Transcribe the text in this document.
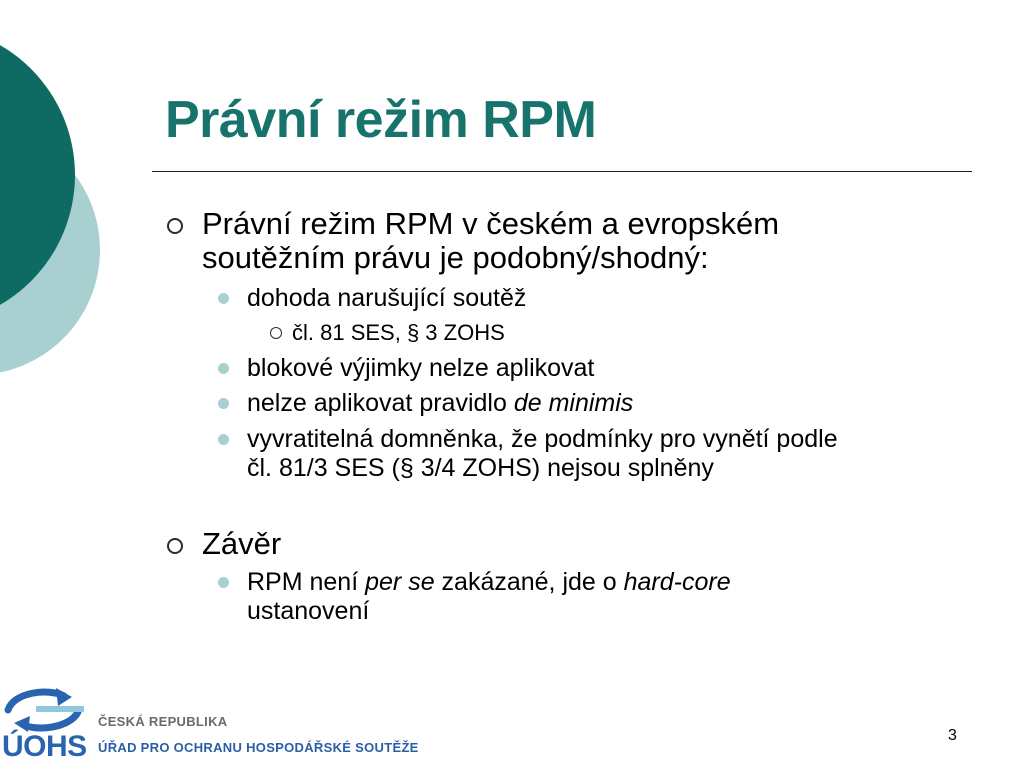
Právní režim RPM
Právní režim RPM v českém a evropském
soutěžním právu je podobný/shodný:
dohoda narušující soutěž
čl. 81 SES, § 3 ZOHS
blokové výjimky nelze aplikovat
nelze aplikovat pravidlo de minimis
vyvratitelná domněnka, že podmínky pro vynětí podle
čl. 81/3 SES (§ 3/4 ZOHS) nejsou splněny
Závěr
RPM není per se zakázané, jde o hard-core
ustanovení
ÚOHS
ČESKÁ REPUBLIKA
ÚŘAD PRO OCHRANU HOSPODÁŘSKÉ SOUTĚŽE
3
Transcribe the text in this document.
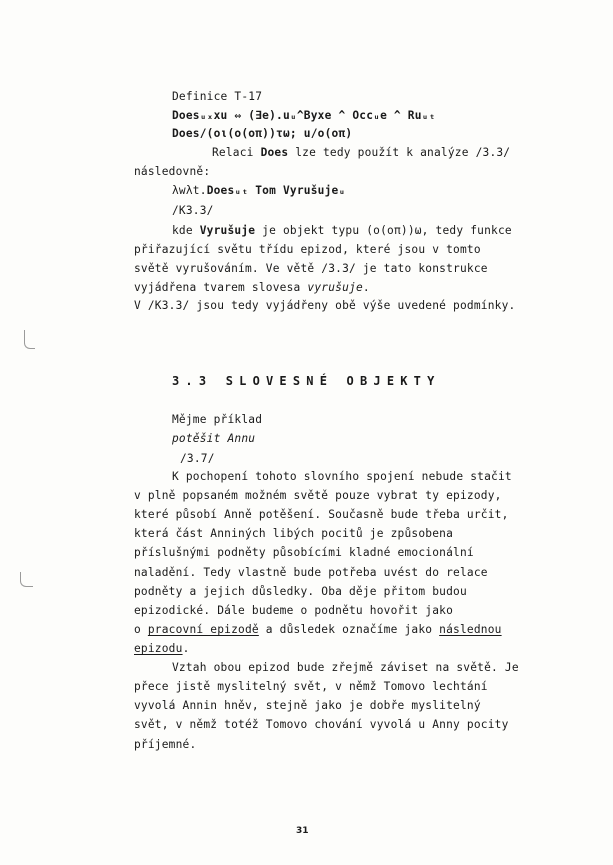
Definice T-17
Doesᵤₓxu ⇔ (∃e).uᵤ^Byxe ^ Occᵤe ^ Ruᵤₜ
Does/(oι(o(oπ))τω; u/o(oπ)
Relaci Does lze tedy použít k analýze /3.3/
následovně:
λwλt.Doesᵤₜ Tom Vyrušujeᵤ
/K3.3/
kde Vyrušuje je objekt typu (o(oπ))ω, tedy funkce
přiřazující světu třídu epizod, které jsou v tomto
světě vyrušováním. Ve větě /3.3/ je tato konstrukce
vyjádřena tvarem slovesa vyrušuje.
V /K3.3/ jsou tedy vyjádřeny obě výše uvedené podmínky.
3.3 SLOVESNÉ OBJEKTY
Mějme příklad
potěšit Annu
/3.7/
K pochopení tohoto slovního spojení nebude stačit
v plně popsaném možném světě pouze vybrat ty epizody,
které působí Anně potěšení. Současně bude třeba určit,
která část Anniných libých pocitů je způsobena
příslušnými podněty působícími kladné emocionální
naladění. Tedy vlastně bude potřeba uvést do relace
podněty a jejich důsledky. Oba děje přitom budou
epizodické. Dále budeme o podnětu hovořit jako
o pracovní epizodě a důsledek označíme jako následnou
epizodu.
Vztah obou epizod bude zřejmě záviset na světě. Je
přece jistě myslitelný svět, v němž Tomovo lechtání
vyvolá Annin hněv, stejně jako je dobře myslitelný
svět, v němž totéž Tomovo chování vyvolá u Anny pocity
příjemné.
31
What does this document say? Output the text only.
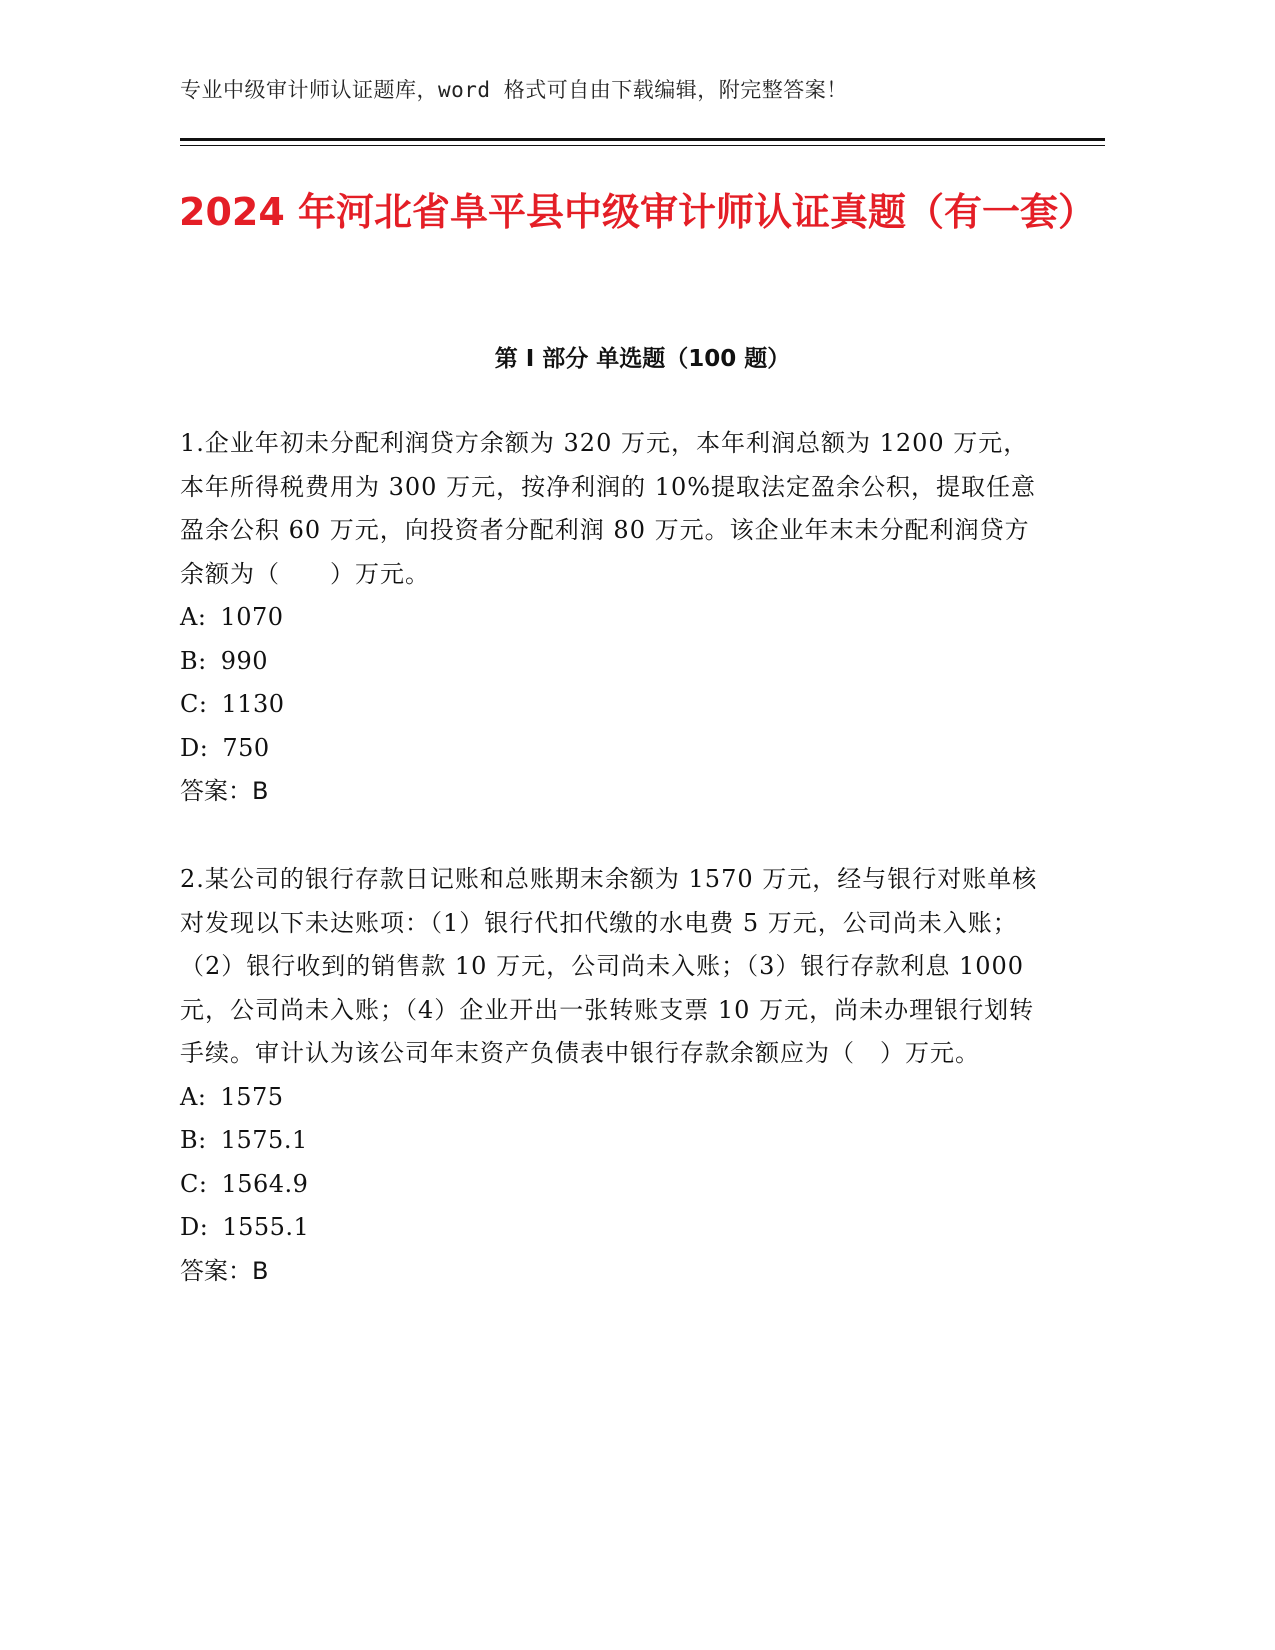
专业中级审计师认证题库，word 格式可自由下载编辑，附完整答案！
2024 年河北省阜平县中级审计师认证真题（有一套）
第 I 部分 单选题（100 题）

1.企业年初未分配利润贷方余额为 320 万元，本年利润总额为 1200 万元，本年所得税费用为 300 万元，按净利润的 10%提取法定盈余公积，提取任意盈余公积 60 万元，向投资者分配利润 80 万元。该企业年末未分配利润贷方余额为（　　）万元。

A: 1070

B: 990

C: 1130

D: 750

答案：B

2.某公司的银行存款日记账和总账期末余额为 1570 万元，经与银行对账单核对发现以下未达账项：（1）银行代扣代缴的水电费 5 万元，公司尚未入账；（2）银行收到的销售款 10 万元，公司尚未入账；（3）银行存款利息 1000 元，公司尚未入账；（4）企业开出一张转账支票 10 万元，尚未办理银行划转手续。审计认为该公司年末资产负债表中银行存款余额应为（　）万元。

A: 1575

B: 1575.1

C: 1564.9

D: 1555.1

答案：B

» **Aim**:
Omitting all images, retype each line of the records precisely.

» **Exercise response**:
Transcribe the text in this document.
Právní režim RPM
Právní režim RPM v českém a evropském
soutěžním právu je podobný/shodný:
dohoda narušující soutěž
čl. 81 SES, § 3 ZOHS
blokové výjimky nelze aplikovat
nelze aplikovat pravidlo de minimis
vyvratitelná domněnka, že podmínky pro vynětí podle
čl. 81/3 SES (§ 3/4 ZOHS) nejsou splněny
Závěr
RPM není per se zakázané, jde o hard-core
ustanovení
ÚOHS
ČESKÁ REPUBLIKA
ÚŘAD PRO OCHRANU HOSPODÁŘSKÉ SOUTĚŽE
3
Transcribe the text in this document.
Definice T-17
Doesᵤₓxu ⇔ (∃e).uᵤ^Byxe ^ Occᵤe ^ Ruᵤₜ
Does/(oι(o(oπ))τω; u/o(oπ)
Relaci Does lze tedy použít k analýze /3.3/
následovně:
λwλt.Doesᵤₜ Tom Vyrušujeᵤ
/K3.3/
kde Vyrušuje je objekt typu (o(oπ))ω, tedy funkce
přiřazující světu třídu epizod, které jsou v tomto
světě vyrušováním. Ve větě /3.3/ je tato konstrukce
vyjádřena tvarem slovesa vyrušuje.
V /K3.3/ jsou tedy vyjádřeny obě výše uvedené podmínky.
3.3 SLOVESNÉ OBJEKTY
Mějme příklad
potěšit Annu
/3.7/
K pochopení tohoto slovního spojení nebude stačit
v plně popsaném možném světě pouze vybrat ty epizody,
které působí Anně potěšení. Současně bude třeba určit,
která část Anniných libých pocitů je způsobena
příslušnými podněty působícími kladné emocionální
naladění. Tedy vlastně bude potřeba uvést do relace
podněty a jejich důsledky. Oba děje přitom budou
epizodické. Dále budeme o podnětu hovořit jako
o pracovní epizodě a důsledek označíme jako následnou
epizodu.
Vztah obou epizod bude zřejmě záviset na světě. Je
přece jistě myslitelný svět, v němž Tomovo lechtání
vyvolá Annin hněv, stejně jako je dobře myslitelný
svět, v němž totéž Tomovo chování vyvolá u Anny pocity
příjemné.
31
What does this document say? Output the text only.
专业中级审计师认证题库，word 格式可自由下载编辑，附完整答案！
2024 年河北省阜平县中级审计师认证真题（有一套）
第 I 部分 单选题（100 题）

1.企业年初未分配利润贷方余额为 320 万元，本年利润总额为 1200 万元，本年所得税费用为 300 万元，按净利润的 10%提取法定盈余公积，提取任意盈余公积 60 万元，向投资者分配利润 80 万元。该企业年末未分配利润贷方余额为（　　）万元。

A: 1070

B: 990

C: 1130

D: 750

答案：B

2.某公司的银行存款日记账和总账期末余额为 1570 万元，经与银行对账单核对发现以下未达账项：（1）银行代扣代缴的水电费 5 万元，公司尚未入账；（2）银行收到的销售款 10 万元，公司尚未入账；（3）银行存款利息 1000 元，公司尚未入账；（4）企业开出一张转账支票 10 万元，尚未办理银行划转手续。审计认为该公司年末资产负债表中银行存款余额应为（　）万元。

A: 1575

B: 1575.1

C: 1564.9

D: 1555.1

答案：B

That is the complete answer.